Written instruction – Reproduce every record below exactly as written, leaving out any pictures.

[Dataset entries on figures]
··········

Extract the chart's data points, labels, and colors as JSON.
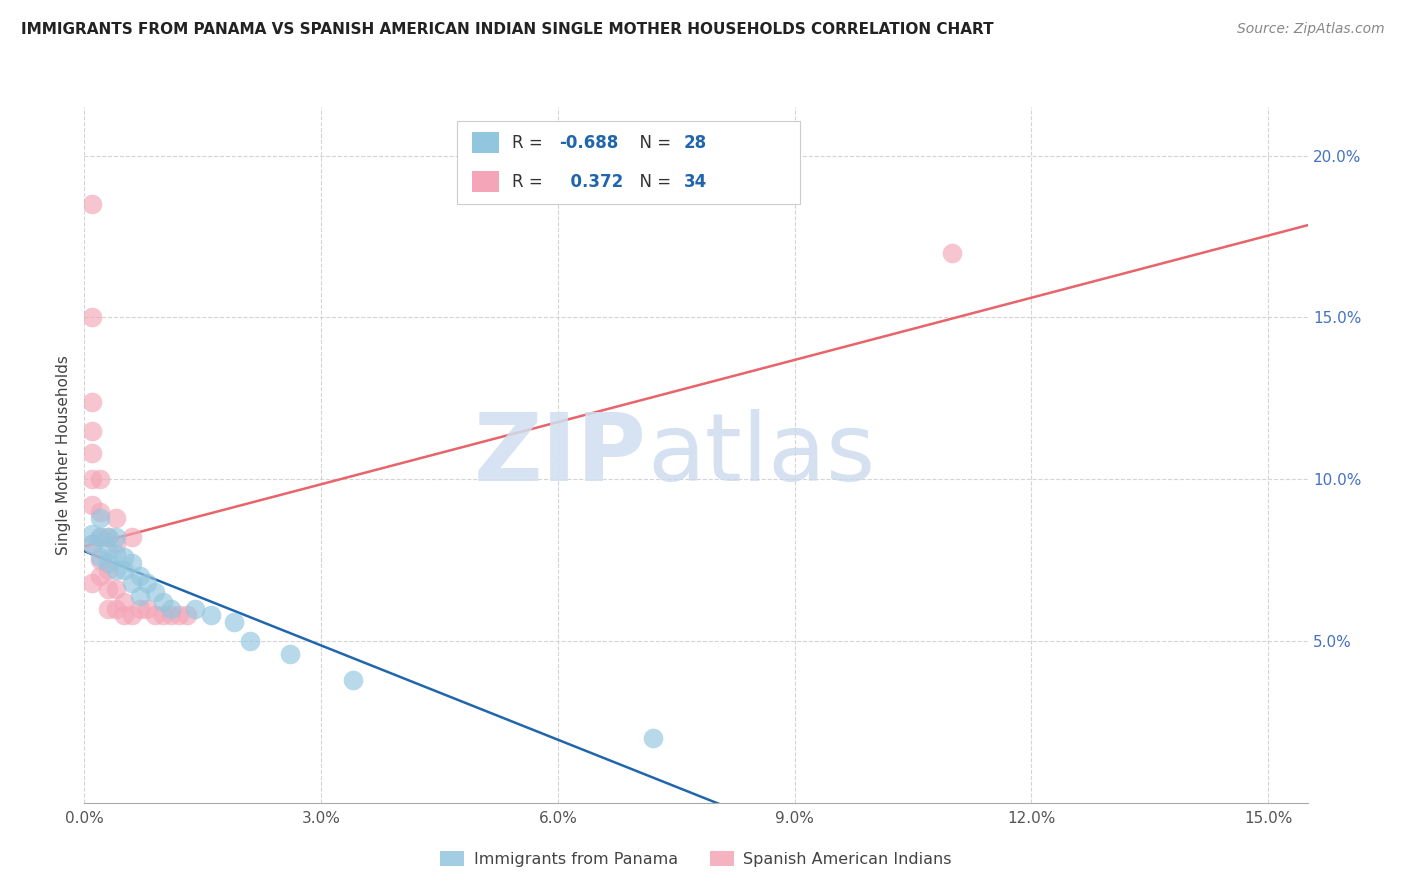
{
  "title": "IMMIGRANTS FROM PANAMA VS SPANISH AMERICAN INDIAN SINGLE MOTHER HOUSEHOLDS CORRELATION CHART",
  "source": "Source: ZipAtlas.com",
  "ylabel": "Single Mother Households",
  "watermark_zip": "ZIP",
  "watermark_atlas": "atlas",
  "xlim": [
    0.0,
    0.155
  ],
  "ylim": [
    0.0,
    0.215
  ],
  "xtick_vals": [
    0.0,
    0.03,
    0.06,
    0.09,
    0.12,
    0.15
  ],
  "xtick_labels": [
    "0.0%",
    "3.0%",
    "6.0%",
    "9.0%",
    "12.0%",
    "15.0%"
  ],
  "ytick_vals": [
    0.05,
    0.1,
    0.15,
    0.2
  ],
  "ytick_labels": [
    "5.0%",
    "10.0%",
    "15.0%",
    "20.0%"
  ],
  "legend_labels": [
    "Immigrants from Panama",
    "Spanish American Indians"
  ],
  "blue_color": "#92c5de",
  "pink_color": "#f4a6b8",
  "blue_line_color": "#2166ac",
  "pink_line_color": "#e8636a",
  "blue_scatter": [
    [
      0.001,
      0.083
    ],
    [
      0.001,
      0.08
    ],
    [
      0.002,
      0.088
    ],
    [
      0.002,
      0.082
    ],
    [
      0.002,
      0.076
    ],
    [
      0.003,
      0.082
    ],
    [
      0.003,
      0.078
    ],
    [
      0.003,
      0.074
    ],
    [
      0.004,
      0.082
    ],
    [
      0.004,
      0.077
    ],
    [
      0.004,
      0.072
    ],
    [
      0.005,
      0.076
    ],
    [
      0.005,
      0.072
    ],
    [
      0.006,
      0.074
    ],
    [
      0.006,
      0.068
    ],
    [
      0.007,
      0.07
    ],
    [
      0.007,
      0.064
    ],
    [
      0.008,
      0.068
    ],
    [
      0.009,
      0.065
    ],
    [
      0.01,
      0.062
    ],
    [
      0.011,
      0.06
    ],
    [
      0.014,
      0.06
    ],
    [
      0.016,
      0.058
    ],
    [
      0.019,
      0.056
    ],
    [
      0.021,
      0.05
    ],
    [
      0.026,
      0.046
    ],
    [
      0.034,
      0.038
    ],
    [
      0.072,
      0.02
    ]
  ],
  "pink_scatter": [
    [
      0.001,
      0.068
    ],
    [
      0.001,
      0.08
    ],
    [
      0.001,
      0.092
    ],
    [
      0.001,
      0.1
    ],
    [
      0.001,
      0.108
    ],
    [
      0.001,
      0.115
    ],
    [
      0.001,
      0.124
    ],
    [
      0.001,
      0.15
    ],
    [
      0.001,
      0.185
    ],
    [
      0.002,
      0.07
    ],
    [
      0.002,
      0.075
    ],
    [
      0.002,
      0.082
    ],
    [
      0.002,
      0.09
    ],
    [
      0.002,
      0.1
    ],
    [
      0.003,
      0.06
    ],
    [
      0.003,
      0.066
    ],
    [
      0.003,
      0.072
    ],
    [
      0.003,
      0.082
    ],
    [
      0.004,
      0.06
    ],
    [
      0.004,
      0.066
    ],
    [
      0.004,
      0.08
    ],
    [
      0.004,
      0.088
    ],
    [
      0.005,
      0.058
    ],
    [
      0.005,
      0.062
    ],
    [
      0.006,
      0.058
    ],
    [
      0.006,
      0.082
    ],
    [
      0.007,
      0.06
    ],
    [
      0.008,
      0.06
    ],
    [
      0.009,
      0.058
    ],
    [
      0.01,
      0.058
    ],
    [
      0.011,
      0.058
    ],
    [
      0.012,
      0.058
    ],
    [
      0.013,
      0.058
    ],
    [
      0.11,
      0.17
    ]
  ],
  "background_color": "#ffffff",
  "grid_color": "#d0d0d0"
}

··········

Solution for this task –
Extract the chart's data points, labels, and colors as JSON.
{
  "title": "IMMIGRANTS FROM PANAMA VS SPANISH AMERICAN INDIAN SINGLE MOTHER HOUSEHOLDS CORRELATION CHART",
  "source": "Source: ZipAtlas.com",
  "ylabel": "Single Mother Households",
  "watermark_zip": "ZIP",
  "watermark_atlas": "atlas",
  "xlim": [
    0.0,
    0.155
  ],
  "ylim": [
    0.0,
    0.215
  ],
  "xtick_vals": [
    0.0,
    0.03,
    0.06,
    0.09,
    0.12,
    0.15
  ],
  "xtick_labels": [
    "0.0%",
    "3.0%",
    "6.0%",
    "9.0%",
    "12.0%",
    "15.0%"
  ],
  "ytick_vals": [
    0.05,
    0.1,
    0.15,
    0.2
  ],
  "ytick_labels": [
    "5.0%",
    "10.0%",
    "15.0%",
    "20.0%"
  ],
  "legend_labels": [
    "Immigrants from Panama",
    "Spanish American Indians"
  ],
  "blue_color": "#92c5de",
  "pink_color": "#f4a6b8",
  "blue_line_color": "#2166ac",
  "pink_line_color": "#e8636a",
  "blue_scatter": [
    [
      0.001,
      0.083
    ],
    [
      0.001,
      0.08
    ],
    [
      0.002,
      0.088
    ],
    [
      0.002,
      0.082
    ],
    [
      0.002,
      0.076
    ],
    [
      0.003,
      0.082
    ],
    [
      0.003,
      0.078
    ],
    [
      0.003,
      0.074
    ],
    [
      0.004,
      0.082
    ],
    [
      0.004,
      0.077
    ],
    [
      0.004,
      0.072
    ],
    [
      0.005,
      0.076
    ],
    [
      0.005,
      0.072
    ],
    [
      0.006,
      0.074
    ],
    [
      0.006,
      0.068
    ],
    [
      0.007,
      0.07
    ],
    [
      0.007,
      0.064
    ],
    [
      0.008,
      0.068
    ],
    [
      0.009,
      0.065
    ],
    [
      0.01,
      0.062
    ],
    [
      0.011,
      0.06
    ],
    [
      0.014,
      0.06
    ],
    [
      0.016,
      0.058
    ],
    [
      0.019,
      0.056
    ],
    [
      0.021,
      0.05
    ],
    [
      0.026,
      0.046
    ],
    [
      0.034,
      0.038
    ],
    [
      0.072,
      0.02
    ]
  ],
  "pink_scatter": [
    [
      0.001,
      0.068
    ],
    [
      0.001,
      0.08
    ],
    [
      0.001,
      0.092
    ],
    [
      0.001,
      0.1
    ],
    [
      0.001,
      0.108
    ],
    [
      0.001,
      0.115
    ],
    [
      0.001,
      0.124
    ],
    [
      0.001,
      0.15
    ],
    [
      0.001,
      0.185
    ],
    [
      0.002,
      0.07
    ],
    [
      0.002,
      0.075
    ],
    [
      0.002,
      0.082
    ],
    [
      0.002,
      0.09
    ],
    [
      0.002,
      0.1
    ],
    [
      0.003,
      0.06
    ],
    [
      0.003,
      0.066
    ],
    [
      0.003,
      0.072
    ],
    [
      0.003,
      0.082
    ],
    [
      0.004,
      0.06
    ],
    [
      0.004,
      0.066
    ],
    [
      0.004,
      0.08
    ],
    [
      0.004,
      0.088
    ],
    [
      0.005,
      0.058
    ],
    [
      0.005,
      0.062
    ],
    [
      0.006,
      0.058
    ],
    [
      0.006,
      0.082
    ],
    [
      0.007,
      0.06
    ],
    [
      0.008,
      0.06
    ],
    [
      0.009,
      0.058
    ],
    [
      0.01,
      0.058
    ],
    [
      0.011,
      0.058
    ],
    [
      0.012,
      0.058
    ],
    [
      0.013,
      0.058
    ],
    [
      0.11,
      0.17
    ]
  ],
  "background_color": "#ffffff",
  "grid_color": "#d0d0d0"
}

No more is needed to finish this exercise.